- What this task involves -
All of the material below is to be returned exactly.

- Task material -
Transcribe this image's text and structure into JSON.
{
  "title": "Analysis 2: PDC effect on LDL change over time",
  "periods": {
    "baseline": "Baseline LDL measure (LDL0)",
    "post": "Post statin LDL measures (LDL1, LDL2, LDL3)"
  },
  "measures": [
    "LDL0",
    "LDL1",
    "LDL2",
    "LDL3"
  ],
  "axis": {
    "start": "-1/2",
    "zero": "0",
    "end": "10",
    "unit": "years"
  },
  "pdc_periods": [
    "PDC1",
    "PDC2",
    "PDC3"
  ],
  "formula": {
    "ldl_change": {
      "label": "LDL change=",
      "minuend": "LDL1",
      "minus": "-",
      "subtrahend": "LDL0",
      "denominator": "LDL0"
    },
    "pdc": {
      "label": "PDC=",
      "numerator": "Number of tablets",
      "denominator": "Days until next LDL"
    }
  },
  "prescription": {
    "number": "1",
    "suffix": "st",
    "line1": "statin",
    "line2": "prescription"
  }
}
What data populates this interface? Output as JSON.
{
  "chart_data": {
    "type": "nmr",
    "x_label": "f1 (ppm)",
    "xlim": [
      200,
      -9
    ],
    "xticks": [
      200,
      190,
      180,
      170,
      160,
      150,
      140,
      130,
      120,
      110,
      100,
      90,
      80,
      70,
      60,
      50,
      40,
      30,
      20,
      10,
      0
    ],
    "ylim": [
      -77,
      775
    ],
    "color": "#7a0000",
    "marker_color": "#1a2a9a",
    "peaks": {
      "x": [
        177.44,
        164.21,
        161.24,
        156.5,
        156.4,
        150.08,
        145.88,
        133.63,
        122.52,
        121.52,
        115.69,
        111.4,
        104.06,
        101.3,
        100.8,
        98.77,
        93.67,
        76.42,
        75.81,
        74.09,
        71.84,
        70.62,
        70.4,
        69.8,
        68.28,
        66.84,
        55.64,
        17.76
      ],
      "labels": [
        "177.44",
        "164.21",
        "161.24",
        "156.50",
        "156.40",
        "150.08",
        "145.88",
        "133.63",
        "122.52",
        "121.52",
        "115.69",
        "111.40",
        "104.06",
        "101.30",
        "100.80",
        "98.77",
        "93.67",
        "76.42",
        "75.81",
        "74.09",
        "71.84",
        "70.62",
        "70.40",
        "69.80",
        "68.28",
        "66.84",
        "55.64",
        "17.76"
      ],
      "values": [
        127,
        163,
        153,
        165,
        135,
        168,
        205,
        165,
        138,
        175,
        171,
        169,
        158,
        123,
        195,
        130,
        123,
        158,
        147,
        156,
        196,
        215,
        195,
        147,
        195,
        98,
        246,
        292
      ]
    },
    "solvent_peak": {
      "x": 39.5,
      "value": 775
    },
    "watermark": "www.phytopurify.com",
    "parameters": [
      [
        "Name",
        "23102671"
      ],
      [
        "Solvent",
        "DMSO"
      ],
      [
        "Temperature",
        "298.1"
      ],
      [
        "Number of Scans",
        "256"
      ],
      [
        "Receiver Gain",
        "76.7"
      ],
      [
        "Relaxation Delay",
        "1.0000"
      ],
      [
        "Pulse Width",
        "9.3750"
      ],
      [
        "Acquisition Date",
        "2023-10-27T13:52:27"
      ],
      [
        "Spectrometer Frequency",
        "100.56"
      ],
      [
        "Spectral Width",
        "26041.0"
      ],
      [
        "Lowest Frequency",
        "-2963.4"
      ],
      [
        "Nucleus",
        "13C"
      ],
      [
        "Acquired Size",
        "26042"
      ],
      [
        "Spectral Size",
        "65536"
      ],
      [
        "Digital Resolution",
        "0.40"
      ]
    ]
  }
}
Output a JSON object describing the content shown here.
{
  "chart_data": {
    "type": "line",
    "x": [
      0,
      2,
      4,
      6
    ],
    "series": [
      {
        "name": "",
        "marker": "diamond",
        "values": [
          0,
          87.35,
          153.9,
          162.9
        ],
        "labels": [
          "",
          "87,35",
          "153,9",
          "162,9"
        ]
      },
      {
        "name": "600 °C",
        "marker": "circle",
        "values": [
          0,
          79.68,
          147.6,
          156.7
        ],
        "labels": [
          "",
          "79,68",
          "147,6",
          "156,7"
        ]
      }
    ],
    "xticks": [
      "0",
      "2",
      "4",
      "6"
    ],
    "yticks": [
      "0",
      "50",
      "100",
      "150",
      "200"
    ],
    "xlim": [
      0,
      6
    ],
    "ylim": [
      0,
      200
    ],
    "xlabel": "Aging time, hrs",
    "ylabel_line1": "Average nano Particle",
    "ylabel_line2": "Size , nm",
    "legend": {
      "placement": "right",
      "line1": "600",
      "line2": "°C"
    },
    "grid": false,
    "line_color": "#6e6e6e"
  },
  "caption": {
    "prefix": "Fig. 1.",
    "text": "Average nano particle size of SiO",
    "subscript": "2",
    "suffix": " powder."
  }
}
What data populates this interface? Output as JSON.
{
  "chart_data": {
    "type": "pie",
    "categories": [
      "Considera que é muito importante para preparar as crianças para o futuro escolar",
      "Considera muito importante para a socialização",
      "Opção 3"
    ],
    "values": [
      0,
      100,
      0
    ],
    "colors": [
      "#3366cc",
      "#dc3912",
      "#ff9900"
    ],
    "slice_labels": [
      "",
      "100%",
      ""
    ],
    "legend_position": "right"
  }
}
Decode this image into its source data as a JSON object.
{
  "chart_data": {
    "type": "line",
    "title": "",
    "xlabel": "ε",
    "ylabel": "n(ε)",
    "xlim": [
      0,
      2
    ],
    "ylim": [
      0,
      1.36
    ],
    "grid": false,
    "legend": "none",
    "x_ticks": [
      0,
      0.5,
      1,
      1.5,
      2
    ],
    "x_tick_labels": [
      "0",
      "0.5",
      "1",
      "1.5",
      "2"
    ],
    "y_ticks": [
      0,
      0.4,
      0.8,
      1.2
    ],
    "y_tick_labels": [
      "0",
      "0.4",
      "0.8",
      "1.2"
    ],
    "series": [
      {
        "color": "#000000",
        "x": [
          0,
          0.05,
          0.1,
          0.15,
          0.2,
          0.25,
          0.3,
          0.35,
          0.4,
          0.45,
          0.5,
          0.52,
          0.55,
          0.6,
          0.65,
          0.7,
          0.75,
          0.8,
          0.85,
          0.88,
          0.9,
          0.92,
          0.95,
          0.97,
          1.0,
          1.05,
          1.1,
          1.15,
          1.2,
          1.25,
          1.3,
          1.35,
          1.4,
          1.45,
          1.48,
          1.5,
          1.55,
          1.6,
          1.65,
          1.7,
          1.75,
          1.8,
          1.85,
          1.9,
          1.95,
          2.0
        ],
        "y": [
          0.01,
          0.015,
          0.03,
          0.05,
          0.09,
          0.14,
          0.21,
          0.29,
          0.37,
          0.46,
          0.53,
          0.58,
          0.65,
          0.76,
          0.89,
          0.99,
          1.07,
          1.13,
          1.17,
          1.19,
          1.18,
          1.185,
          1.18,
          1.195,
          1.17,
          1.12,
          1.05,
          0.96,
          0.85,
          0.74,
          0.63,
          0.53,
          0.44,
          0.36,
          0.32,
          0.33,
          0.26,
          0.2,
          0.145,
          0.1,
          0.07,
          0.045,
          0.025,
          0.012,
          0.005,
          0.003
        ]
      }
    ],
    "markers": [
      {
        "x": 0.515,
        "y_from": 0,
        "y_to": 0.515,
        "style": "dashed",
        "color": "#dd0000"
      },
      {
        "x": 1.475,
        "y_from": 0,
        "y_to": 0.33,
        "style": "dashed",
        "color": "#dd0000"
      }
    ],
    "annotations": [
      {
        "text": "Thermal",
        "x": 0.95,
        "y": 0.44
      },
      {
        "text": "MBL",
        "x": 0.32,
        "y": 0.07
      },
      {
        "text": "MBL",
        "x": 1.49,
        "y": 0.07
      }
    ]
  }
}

- Response below -
Transcribe this image's text and structure into JSON.
{
  "title": "Analysis 2: PDC effect on LDL change over time",
  "periods": {
    "baseline": "Baseline LDL measure (LDL0)",
    "post": "Post statin LDL measures (LDL1, LDL2, LDL3)"
  },
  "measures": [
    "LDL0",
    "LDL1",
    "LDL2",
    "LDL3"
  ],
  "axis": {
    "start": "-1/2",
    "zero": "0",
    "end": "10",
    "unit": "years"
  },
  "pdc_periods": [
    "PDC1",
    "PDC2",
    "PDC3"
  ],
  "formula": {
    "ldl_change": {
      "label": "LDL change=",
      "minuend": "LDL1",
      "minus": "-",
      "subtrahend": "LDL0",
      "denominator": "LDL0"
    },
    "pdc": {
      "label": "PDC=",
      "numerator": "Number of tablets",
      "denominator": "Days until next LDL"
    }
  },
  "prescription": {
    "number": "1",
    "suffix": "st",
    "line1": "statin",
    "line2": "prescription"
  }
}
What data populates this interface? Output as JSON.
{
  "chart_data": {
    "type": "nmr",
    "x_label": "f1 (ppm)",
    "xlim": [
      200,
      -9
    ],
    "xticks": [
      200,
      190,
      180,
      170,
      160,
      150,
      140,
      130,
      120,
      110,
      100,
      90,
      80,
      70,
      60,
      50,
      40,
      30,
      20,
      10,
      0
    ],
    "ylim": [
      -77,
      775
    ],
    "color": "#7a0000",
    "marker_color": "#1a2a9a",
    "peaks": {
      "x": [
        177.44,
        164.21,
        161.24,
        156.5,
        156.4,
        150.08,
        145.88,
        133.63,
        122.52,
        121.52,
        115.69,
        111.4,
        104.06,
        101.3,
        100.8,
        98.77,
        93.67,
        76.42,
        75.81,
        74.09,
        71.84,
        70.62,
        70.4,
        69.8,
        68.28,
        66.84,
        55.64,
        17.76
      ],
      "labels": [
        "177.44",
        "164.21",
        "161.24",
        "156.50",
        "156.40",
        "150.08",
        "145.88",
        "133.63",
        "122.52",
        "121.52",
        "115.69",
        "111.40",
        "104.06",
        "101.30",
        "100.80",
        "98.77",
        "93.67",
        "76.42",
        "75.81",
        "74.09",
        "71.84",
        "70.62",
        "70.40",
        "69.80",
        "68.28",
        "66.84",
        "55.64",
        "17.76"
      ],
      "values": [
        127,
        163,
        153,
        165,
        135,
        168,
        205,
        165,
        138,
        175,
        171,
        169,
        158,
        123,
        195,
        130,
        123,
        158,
        147,
        156,
        196,
        215,
        195,
        147,
        195,
        98,
        246,
        292
      ]
    },
    "solvent_peak": {
      "x": 39.5,
      "value": 775
    },
    "watermark": "www.phytopurify.com",
    "parameters": [
      [
        "Name",
        "23102671"
      ],
      [
        "Solvent",
        "DMSO"
      ],
      [
        "Temperature",
        "298.1"
      ],
      [
        "Number of Scans",
        "256"
      ],
      [
        "Receiver Gain",
        "76.7"
      ],
      [
        "Relaxation Delay",
        "1.0000"
      ],
      [
        "Pulse Width",
        "9.3750"
      ],
      [
        "Acquisition Date",
        "2023-10-27T13:52:27"
      ],
      [
        "Spectrometer Frequency",
        "100.56"
      ],
      [
        "Spectral Width",
        "26041.0"
      ],
      [
        "Lowest Frequency",
        "-2963.4"
      ],
      [
        "Nucleus",
        "13C"
      ],
      [
        "Acquired Size",
        "26042"
      ],
      [
        "Spectral Size",
        "65536"
      ],
      [
        "Digital Resolution",
        "0.40"
      ]
    ]
  }
}
Output a JSON object describing the content shown here.
{
  "chart_data": {
    "type": "line",
    "x": [
      0,
      2,
      4,
      6
    ],
    "series": [
      {
        "name": "",
        "marker": "diamond",
        "values": [
          0,
          87.35,
          153.9,
          162.9
        ],
        "labels": [
          "",
          "87,35",
          "153,9",
          "162,9"
        ]
      },
      {
        "name": "600 °C",
        "marker": "circle",
        "values": [
          0,
          79.68,
          147.6,
          156.7
        ],
        "labels": [
          "",
          "79,68",
          "147,6",
          "156,7"
        ]
      }
    ],
    "xticks": [
      "0",
      "2",
      "4",
      "6"
    ],
    "yticks": [
      "0",
      "50",
      "100",
      "150",
      "200"
    ],
    "xlim": [
      0,
      6
    ],
    "ylim": [
      0,
      200
    ],
    "xlabel": "Aging time, hrs",
    "ylabel_line1": "Average nano Particle",
    "ylabel_line2": "Size , nm",
    "legend": {
      "placement": "right",
      "line1": "600",
      "line2": "°C"
    },
    "grid": false,
    "line_color": "#6e6e6e"
  },
  "caption": {
    "prefix": "Fig. 1.",
    "text": "Average nano particle size of SiO",
    "subscript": "2",
    "suffix": " powder."
  }
}
What data populates this interface? Output as JSON.
{
  "chart_data": {
    "type": "pie",
    "categories": [
      "Considera que é muito importante para preparar as crianças para o futuro escolar",
      "Considera muito importante para a socialização",
      "Opção 3"
    ],
    "values": [
      0,
      100,
      0
    ],
    "colors": [
      "#3366cc",
      "#dc3912",
      "#ff9900"
    ],
    "slice_labels": [
      "",
      "100%",
      ""
    ],
    "legend_position": "right"
  }
}
Decode this image into its source data as a JSON object.
{
  "chart_data": {
    "type": "line",
    "title": "",
    "xlabel": "ε",
    "ylabel": "n(ε)",
    "xlim": [
      0,
      2
    ],
    "ylim": [
      0,
      1.36
    ],
    "grid": false,
    "legend": "none",
    "x_ticks": [
      0,
      0.5,
      1,
      1.5,
      2
    ],
    "x_tick_labels": [
      "0",
      "0.5",
      "1",
      "1.5",
      "2"
    ],
    "y_ticks": [
      0,
      0.4,
      0.8,
      1.2
    ],
    "y_tick_labels": [
      "0",
      "0.4",
      "0.8",
      "1.2"
    ],
    "series": [
      {
        "color": "#000000",
        "x": [
          0,
          0.05,
          0.1,
          0.15,
          0.2,
          0.25,
          0.3,
          0.35,
          0.4,
          0.45,
          0.5,
          0.52,
          0.55,
          0.6,
          0.65,
          0.7,
          0.75,
          0.8,
          0.85,
          0.88,
          0.9,
          0.92,
          0.95,
          0.97,
          1.0,
          1.05,
          1.1,
          1.15,
          1.2,
          1.25,
          1.3,
          1.35,
          1.4,
          1.45,
          1.48,
          1.5,
          1.55,
          1.6,
          1.65,
          1.7,
          1.75,
          1.8,
          1.85,
          1.9,
          1.95,
          2.0
        ],
        "y": [
          0.01,
          0.015,
          0.03,
          0.05,
          0.09,
          0.14,
          0.21,
          0.29,
          0.37,
          0.46,
          0.53,
          0.58,
          0.65,
          0.76,
          0.89,
          0.99,
          1.07,
          1.13,
          1.17,
          1.19,
          1.18,
          1.185,
          1.18,
          1.195,
          1.17,
          1.12,
          1.05,
          0.96,
          0.85,
          0.74,
          0.63,
          0.53,
          0.44,
          0.36,
          0.32,
          0.33,
          0.26,
          0.2,
          0.145,
          0.1,
          0.07,
          0.045,
          0.025,
          0.012,
          0.005,
          0.003
        ]
      }
    ],
    "markers": [
      {
        "x": 0.515,
        "y_from": 0,
        "y_to": 0.515,
        "style": "dashed",
        "color": "#dd0000"
      },
      {
        "x": 1.475,
        "y_from": 0,
        "y_to": 0.33,
        "style": "dashed",
        "color": "#dd0000"
      }
    ],
    "annotations": [
      {
        "text": "Thermal",
        "x": 0.95,
        "y": 0.44
      },
      {
        "text": "MBL",
        "x": 0.32,
        "y": 0.07
      },
      {
        "text": "MBL",
        "x": 1.49,
        "y": 0.07
      }
    ]
  }
}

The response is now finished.